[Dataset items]

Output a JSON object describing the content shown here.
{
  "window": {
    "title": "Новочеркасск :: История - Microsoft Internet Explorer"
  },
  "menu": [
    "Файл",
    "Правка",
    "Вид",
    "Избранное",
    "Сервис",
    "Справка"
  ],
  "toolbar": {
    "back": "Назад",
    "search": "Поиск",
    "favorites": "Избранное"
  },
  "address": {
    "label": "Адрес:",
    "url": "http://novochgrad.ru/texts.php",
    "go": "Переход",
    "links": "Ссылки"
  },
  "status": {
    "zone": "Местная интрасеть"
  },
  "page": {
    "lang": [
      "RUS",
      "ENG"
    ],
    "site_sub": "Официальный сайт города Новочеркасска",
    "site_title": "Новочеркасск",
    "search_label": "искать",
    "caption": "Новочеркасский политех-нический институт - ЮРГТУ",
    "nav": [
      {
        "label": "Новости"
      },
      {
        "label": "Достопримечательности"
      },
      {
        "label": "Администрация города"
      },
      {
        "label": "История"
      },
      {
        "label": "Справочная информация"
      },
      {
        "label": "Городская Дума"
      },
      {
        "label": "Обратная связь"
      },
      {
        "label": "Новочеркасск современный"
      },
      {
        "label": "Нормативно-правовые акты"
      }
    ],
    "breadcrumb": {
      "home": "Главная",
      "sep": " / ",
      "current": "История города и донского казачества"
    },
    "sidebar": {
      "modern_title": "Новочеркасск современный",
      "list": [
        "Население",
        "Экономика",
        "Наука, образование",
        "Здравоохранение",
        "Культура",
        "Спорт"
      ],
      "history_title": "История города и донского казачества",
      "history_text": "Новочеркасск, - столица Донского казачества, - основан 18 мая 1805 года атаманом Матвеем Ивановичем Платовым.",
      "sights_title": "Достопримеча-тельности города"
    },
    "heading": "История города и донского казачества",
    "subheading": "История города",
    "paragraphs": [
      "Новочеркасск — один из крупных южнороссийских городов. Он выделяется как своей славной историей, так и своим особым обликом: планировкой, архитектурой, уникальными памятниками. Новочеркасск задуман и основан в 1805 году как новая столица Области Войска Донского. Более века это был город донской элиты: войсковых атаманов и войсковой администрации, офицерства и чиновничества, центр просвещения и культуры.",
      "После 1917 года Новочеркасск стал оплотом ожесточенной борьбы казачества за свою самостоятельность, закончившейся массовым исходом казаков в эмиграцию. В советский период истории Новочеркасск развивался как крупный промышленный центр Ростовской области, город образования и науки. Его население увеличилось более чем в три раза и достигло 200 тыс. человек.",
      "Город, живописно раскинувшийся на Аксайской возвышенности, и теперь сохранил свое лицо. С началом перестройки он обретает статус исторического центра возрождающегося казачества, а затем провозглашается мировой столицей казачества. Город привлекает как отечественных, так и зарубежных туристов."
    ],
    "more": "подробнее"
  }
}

__STATED EXERCISE__
Take the lines above and print them exactly.

__TASK SOLUTION__
Output a JSON object describing the content shown here.
{
  "window": {
    "title": "Новочеркасск :: История - Microsoft Internet Explorer"
  },
  "menu": [
    "Файл",
    "Правка",
    "Вид",
    "Избранное",
    "Сервис",
    "Справка"
  ],
  "toolbar": {
    "back": "Назад",
    "search": "Поиск",
    "favorites": "Избранное"
  },
  "address": {
    "label": "Адрес:",
    "url": "http://novochgrad.ru/texts.php",
    "go": "Переход",
    "links": "Ссылки"
  },
  "status": {
    "zone": "Местная интрасеть"
  },
  "page": {
    "lang": [
      "RUS",
      "ENG"
    ],
    "site_sub": "Официальный сайт города Новочеркасска",
    "site_title": "Новочеркасск",
    "search_label": "искать",
    "caption": "Новочеркасский политех-нический институт - ЮРГТУ",
    "nav": [
      {
        "label": "Новости"
      },
      {
        "label": "Достопримечательности"
      },
      {
        "label": "Администрация города"
      },
      {
        "label": "История"
      },
      {
        "label": "Справочная информация"
      },
      {
        "label": "Городская Дума"
      },
      {
        "label": "Обратная связь"
      },
      {
        "label": "Новочеркасск современный"
      },
      {
        "label": "Нормативно-правовые акты"
      }
    ],
    "breadcrumb": {
      "home": "Главная",
      "sep": " / ",
      "current": "История города и донского казачества"
    },
    "sidebar": {
      "modern_title": "Новочеркасск современный",
      "list": [
        "Население",
        "Экономика",
        "Наука, образование",
        "Здравоохранение",
        "Культура",
        "Спорт"
      ],
      "history_title": "История города и донского казачества",
      "history_text": "Новочеркасск, - столица Донского казачества, - основан 18 мая 1805 года атаманом Матвеем Ивановичем Платовым.",
      "sights_title": "Достопримеча-тельности города"
    },
    "heading": "История города и донского казачества",
    "subheading": "История города",
    "paragraphs": [
      "Новочеркасск — один из крупных южнороссийских городов. Он выделяется как своей славной историей, так и своим особым обликом: планировкой, архитектурой, уникальными памятниками. Новочеркасск задуман и основан в 1805 году как новая столица Области Войска Донского. Более века это был город донской элиты: войсковых атаманов и войсковой администрации, офицерства и чиновничества, центр просвещения и культуры.",
      "После 1917 года Новочеркасск стал оплотом ожесточенной борьбы казачества за свою самостоятельность, закончившейся массовым исходом казаков в эмиграцию. В советский период истории Новочеркасск развивался как крупный промышленный центр Ростовской области, город образования и науки. Его население увеличилось более чем в три раза и достигло 200 тыс. человек.",
      "Город, живописно раскинувшийся на Аксайской возвышенности, и теперь сохранил свое лицо. С началом перестройки он обретает статус исторического центра возрождающегося казачества, а затем провозглашается мировой столицей казачества. Город привлекает как отечественных, так и зарубежных туристов."
    ],
    "more": "подробнее"
  }
}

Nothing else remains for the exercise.